◆ Given records
= = = =

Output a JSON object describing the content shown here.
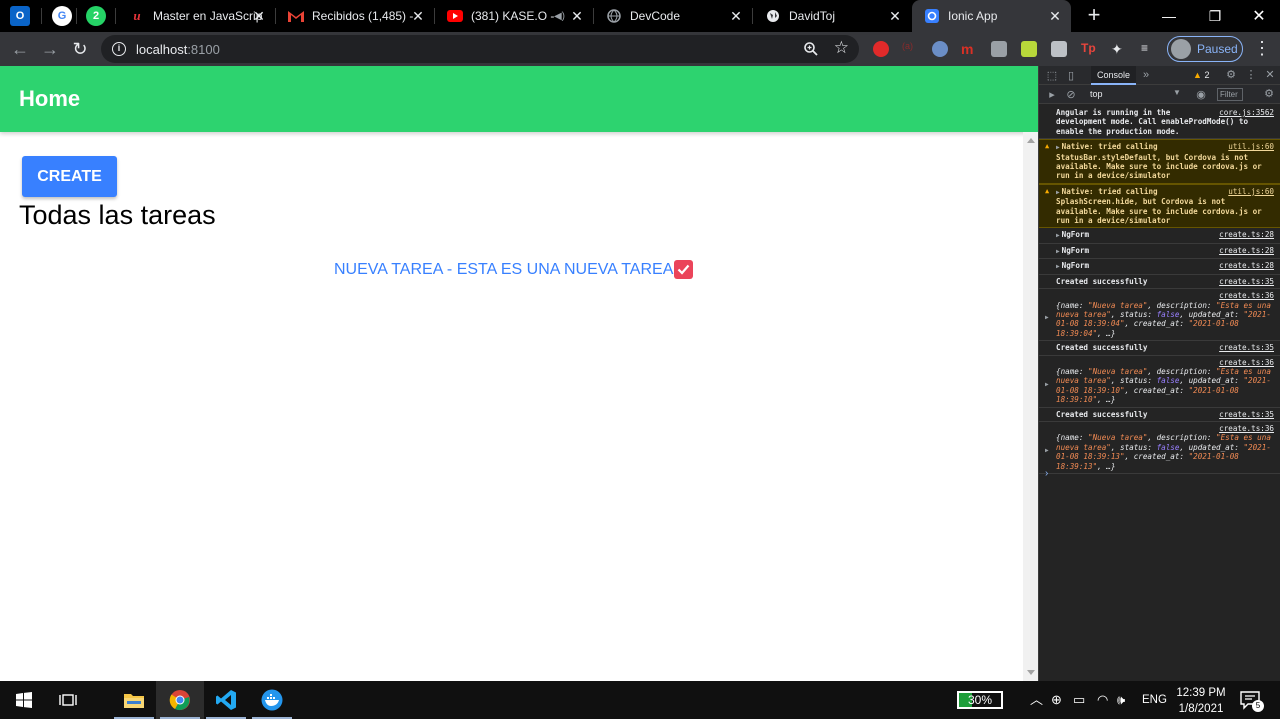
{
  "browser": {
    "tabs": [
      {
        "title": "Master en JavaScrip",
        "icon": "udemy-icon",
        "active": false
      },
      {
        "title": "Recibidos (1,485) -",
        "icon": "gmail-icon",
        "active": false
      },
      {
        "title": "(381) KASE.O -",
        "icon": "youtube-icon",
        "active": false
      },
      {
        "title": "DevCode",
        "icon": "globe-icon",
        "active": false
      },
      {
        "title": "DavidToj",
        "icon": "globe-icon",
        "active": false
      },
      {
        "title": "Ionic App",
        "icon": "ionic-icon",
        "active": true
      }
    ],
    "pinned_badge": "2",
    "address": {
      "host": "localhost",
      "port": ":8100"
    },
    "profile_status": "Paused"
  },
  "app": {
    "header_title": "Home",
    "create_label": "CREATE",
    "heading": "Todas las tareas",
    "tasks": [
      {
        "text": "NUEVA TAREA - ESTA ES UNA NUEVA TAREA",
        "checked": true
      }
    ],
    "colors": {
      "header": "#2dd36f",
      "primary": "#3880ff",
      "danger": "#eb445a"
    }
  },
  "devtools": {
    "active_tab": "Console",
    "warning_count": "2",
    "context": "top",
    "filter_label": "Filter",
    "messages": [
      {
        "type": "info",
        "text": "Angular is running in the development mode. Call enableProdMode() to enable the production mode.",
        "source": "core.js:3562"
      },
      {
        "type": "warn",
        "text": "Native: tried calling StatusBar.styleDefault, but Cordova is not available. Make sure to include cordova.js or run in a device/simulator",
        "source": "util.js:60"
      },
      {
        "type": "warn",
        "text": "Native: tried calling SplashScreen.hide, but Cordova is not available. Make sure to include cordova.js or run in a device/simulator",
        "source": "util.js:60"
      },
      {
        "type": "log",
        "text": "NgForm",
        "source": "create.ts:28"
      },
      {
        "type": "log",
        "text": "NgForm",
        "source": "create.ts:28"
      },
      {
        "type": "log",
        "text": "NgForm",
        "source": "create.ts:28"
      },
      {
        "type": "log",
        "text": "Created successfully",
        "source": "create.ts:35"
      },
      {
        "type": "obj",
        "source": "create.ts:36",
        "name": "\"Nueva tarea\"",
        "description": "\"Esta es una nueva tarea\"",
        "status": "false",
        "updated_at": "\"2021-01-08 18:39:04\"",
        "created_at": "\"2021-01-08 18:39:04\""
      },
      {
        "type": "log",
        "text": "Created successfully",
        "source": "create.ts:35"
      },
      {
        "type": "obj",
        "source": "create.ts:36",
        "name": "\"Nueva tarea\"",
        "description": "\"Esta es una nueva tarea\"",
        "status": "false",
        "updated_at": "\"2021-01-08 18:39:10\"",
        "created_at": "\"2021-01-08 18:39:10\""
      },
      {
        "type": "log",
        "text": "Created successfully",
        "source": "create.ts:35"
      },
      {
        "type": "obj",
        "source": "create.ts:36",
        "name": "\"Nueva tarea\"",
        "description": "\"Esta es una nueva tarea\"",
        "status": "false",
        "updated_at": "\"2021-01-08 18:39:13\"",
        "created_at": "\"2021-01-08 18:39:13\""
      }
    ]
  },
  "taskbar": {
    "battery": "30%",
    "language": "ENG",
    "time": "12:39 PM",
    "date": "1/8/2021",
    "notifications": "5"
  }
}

= = = =

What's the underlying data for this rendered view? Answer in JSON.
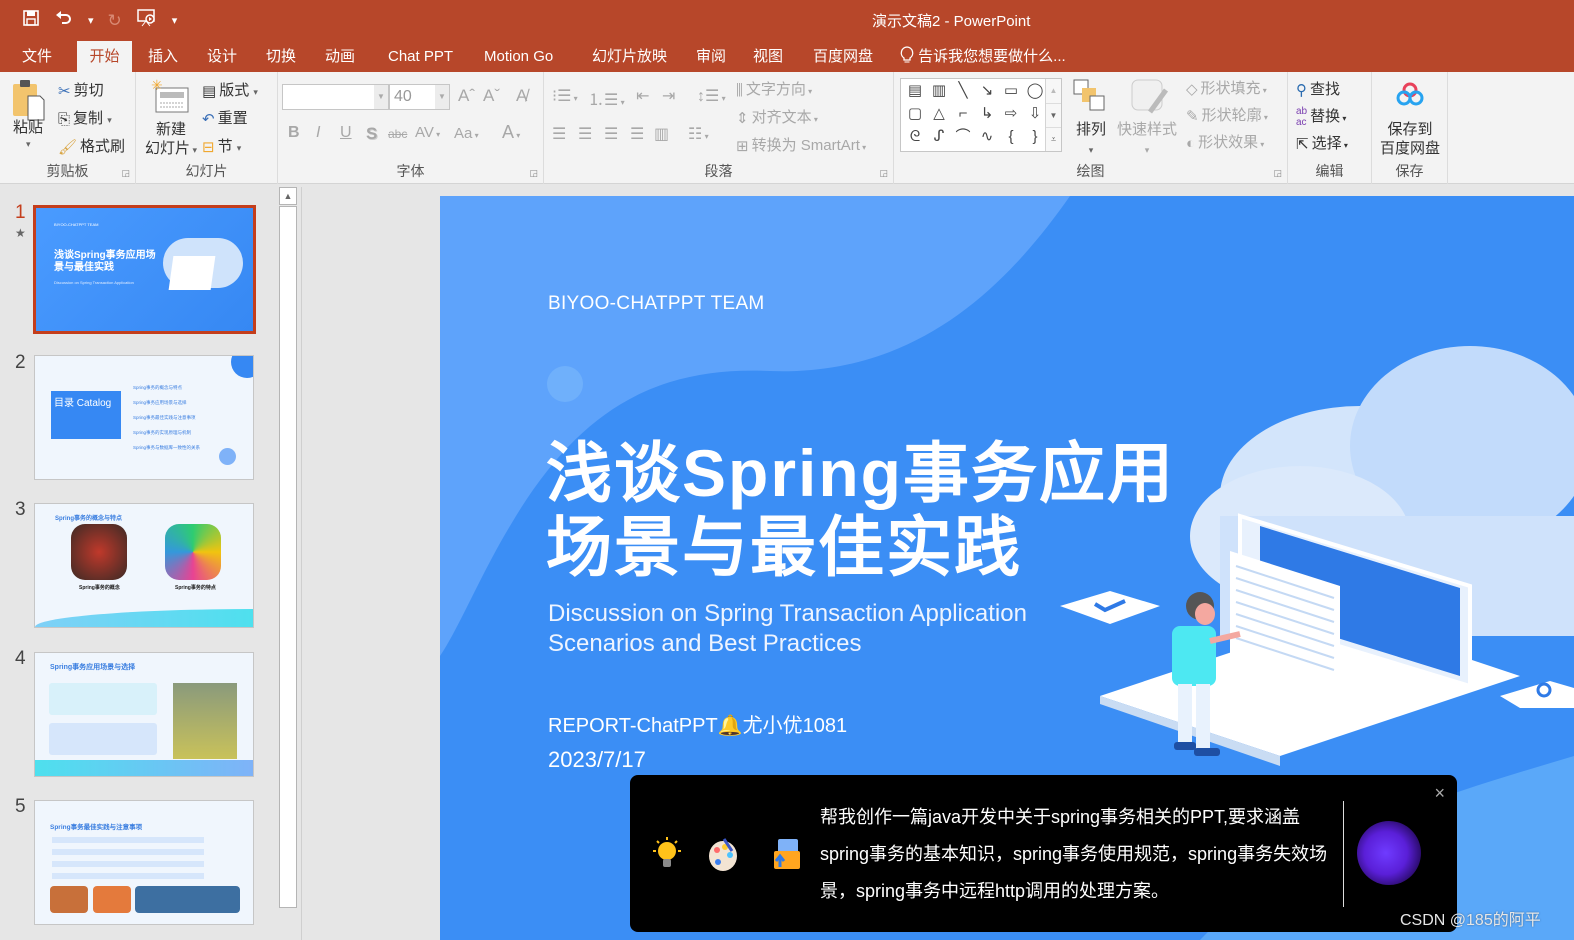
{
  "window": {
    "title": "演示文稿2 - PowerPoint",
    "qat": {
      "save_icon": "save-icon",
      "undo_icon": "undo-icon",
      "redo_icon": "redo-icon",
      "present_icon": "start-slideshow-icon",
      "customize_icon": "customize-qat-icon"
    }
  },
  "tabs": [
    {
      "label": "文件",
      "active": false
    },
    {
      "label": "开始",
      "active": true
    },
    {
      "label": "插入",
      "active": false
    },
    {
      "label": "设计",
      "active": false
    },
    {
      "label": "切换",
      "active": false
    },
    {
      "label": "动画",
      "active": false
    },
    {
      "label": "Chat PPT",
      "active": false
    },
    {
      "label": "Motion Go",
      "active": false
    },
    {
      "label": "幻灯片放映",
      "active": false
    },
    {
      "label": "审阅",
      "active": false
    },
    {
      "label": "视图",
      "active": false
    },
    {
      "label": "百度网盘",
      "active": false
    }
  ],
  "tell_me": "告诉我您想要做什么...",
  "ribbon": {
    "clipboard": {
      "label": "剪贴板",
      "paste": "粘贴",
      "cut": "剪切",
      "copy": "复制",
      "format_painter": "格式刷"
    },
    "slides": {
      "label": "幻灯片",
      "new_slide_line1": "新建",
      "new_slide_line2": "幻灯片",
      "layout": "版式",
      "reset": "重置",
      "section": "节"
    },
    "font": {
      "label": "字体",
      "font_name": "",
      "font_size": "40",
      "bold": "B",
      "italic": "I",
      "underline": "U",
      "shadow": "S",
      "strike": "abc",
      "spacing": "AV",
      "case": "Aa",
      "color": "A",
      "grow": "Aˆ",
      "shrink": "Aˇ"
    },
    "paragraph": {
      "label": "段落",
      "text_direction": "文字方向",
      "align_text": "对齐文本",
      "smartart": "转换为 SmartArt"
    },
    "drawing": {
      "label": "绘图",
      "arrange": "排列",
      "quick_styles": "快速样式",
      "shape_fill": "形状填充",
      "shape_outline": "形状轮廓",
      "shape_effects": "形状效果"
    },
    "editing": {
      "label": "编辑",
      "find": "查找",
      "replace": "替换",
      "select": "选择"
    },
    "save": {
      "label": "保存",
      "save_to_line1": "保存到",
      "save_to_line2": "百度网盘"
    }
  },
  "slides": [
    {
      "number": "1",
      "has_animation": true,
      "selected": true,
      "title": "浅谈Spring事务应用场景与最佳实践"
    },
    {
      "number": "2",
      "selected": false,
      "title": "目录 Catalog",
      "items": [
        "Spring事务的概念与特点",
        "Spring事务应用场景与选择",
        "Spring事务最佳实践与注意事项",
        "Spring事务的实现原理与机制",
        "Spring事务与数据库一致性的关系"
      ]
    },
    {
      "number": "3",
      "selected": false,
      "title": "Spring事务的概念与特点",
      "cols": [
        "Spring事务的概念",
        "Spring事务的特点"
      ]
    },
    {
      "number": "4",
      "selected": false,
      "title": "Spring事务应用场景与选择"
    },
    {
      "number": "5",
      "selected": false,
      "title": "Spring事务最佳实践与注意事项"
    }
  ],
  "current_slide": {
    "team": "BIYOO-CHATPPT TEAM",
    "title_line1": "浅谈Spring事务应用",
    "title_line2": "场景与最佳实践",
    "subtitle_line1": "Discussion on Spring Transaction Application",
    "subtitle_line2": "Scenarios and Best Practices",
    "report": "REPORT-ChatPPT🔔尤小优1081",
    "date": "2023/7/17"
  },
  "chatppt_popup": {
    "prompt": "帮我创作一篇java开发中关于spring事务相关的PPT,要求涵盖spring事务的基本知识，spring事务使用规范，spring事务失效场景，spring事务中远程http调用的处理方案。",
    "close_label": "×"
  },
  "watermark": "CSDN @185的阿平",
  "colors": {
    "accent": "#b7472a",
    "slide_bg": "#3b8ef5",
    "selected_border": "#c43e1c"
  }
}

= = = =

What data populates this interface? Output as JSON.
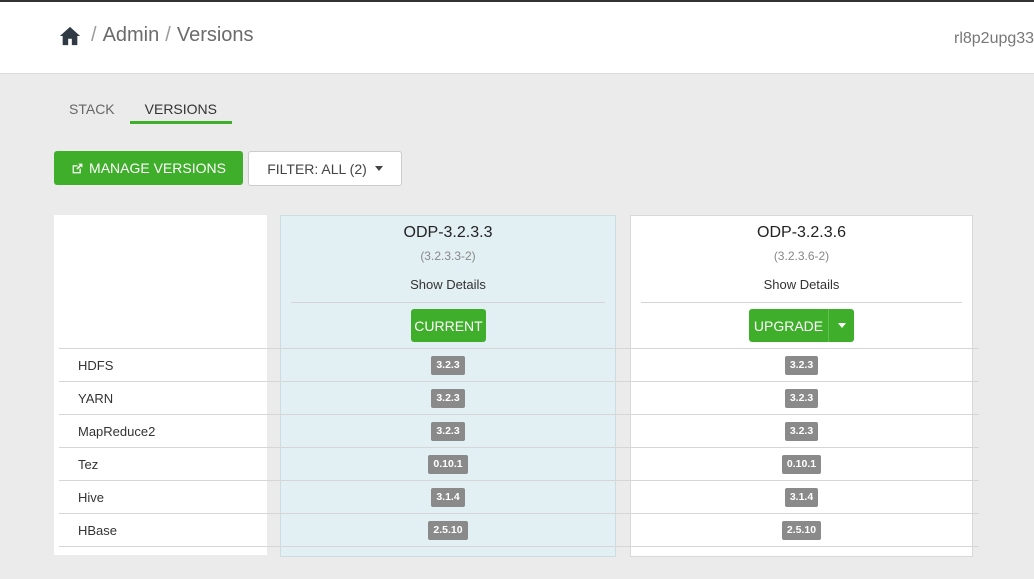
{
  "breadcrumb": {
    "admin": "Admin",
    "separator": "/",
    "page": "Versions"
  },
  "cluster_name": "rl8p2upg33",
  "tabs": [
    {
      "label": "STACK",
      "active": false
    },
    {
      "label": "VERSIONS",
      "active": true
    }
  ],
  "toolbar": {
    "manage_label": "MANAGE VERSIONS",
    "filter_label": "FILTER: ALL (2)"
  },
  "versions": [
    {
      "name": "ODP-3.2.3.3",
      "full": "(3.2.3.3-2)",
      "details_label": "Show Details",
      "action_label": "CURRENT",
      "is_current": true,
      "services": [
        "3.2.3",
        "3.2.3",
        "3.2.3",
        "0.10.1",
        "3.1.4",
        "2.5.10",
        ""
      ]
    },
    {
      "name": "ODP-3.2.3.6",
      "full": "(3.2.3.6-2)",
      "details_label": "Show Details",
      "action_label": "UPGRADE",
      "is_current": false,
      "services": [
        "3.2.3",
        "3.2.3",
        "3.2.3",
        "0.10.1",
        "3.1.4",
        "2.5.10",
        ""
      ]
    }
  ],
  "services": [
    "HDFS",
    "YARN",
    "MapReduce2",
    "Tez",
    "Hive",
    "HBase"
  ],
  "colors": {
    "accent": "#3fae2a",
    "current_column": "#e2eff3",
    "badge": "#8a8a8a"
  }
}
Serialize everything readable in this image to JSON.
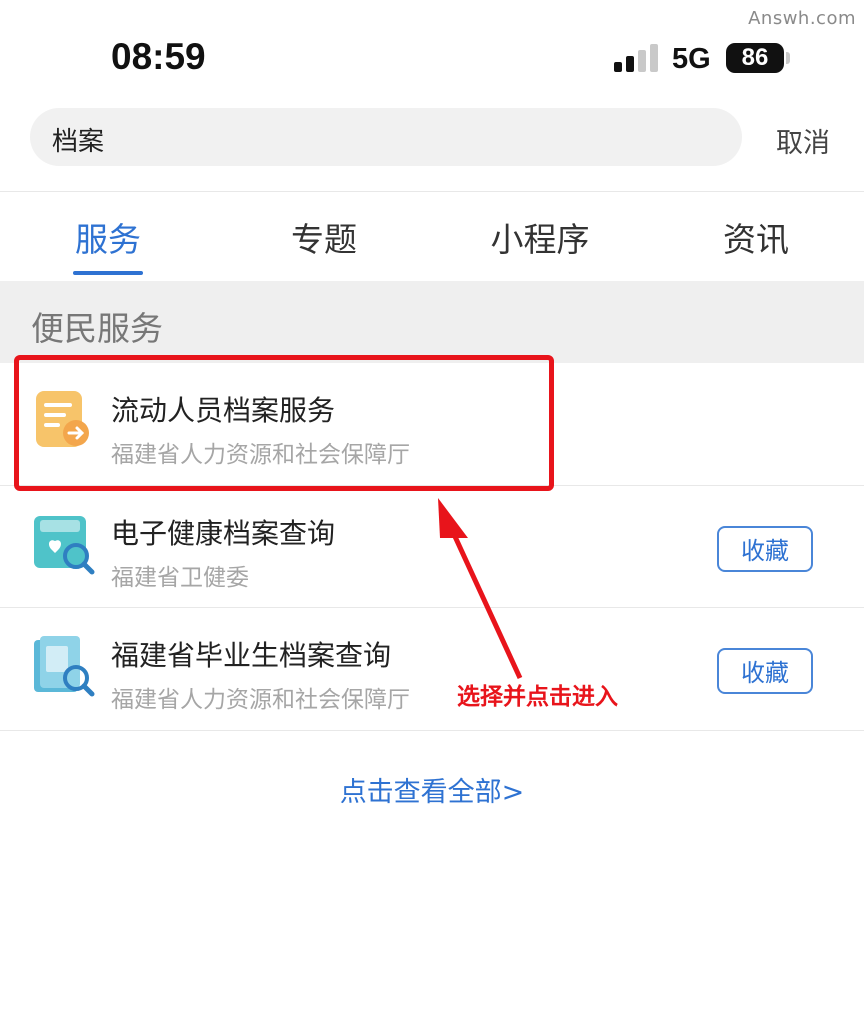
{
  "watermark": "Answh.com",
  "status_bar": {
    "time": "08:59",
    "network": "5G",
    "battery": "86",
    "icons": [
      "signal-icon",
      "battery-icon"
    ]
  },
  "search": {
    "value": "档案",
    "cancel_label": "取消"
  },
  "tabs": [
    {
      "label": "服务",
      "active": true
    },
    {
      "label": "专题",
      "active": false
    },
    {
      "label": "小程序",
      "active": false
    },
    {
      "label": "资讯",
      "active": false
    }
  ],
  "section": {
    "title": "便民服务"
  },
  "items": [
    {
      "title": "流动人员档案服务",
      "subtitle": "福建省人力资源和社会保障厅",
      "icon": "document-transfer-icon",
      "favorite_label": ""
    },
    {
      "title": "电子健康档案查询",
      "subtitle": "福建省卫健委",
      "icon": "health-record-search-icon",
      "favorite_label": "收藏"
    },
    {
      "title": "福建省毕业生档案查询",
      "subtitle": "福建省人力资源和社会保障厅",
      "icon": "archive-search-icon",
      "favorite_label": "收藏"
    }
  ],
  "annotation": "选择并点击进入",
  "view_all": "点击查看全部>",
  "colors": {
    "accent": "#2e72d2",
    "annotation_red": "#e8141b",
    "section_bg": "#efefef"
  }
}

= = = =

◆ The request
From the records above, pick out and copy each line holding the word "cordova".

◆ Result of the task
        "text": "Native: tried calling StatusBar.styleDefault, but Cordova is not available. Make sure to include cordova.js or run in a device/simulator",
        "text": "Native: tried calling SplashScreen.hide, but Cordova is not available. Make sure to include cordova.js or run in a device/simulator",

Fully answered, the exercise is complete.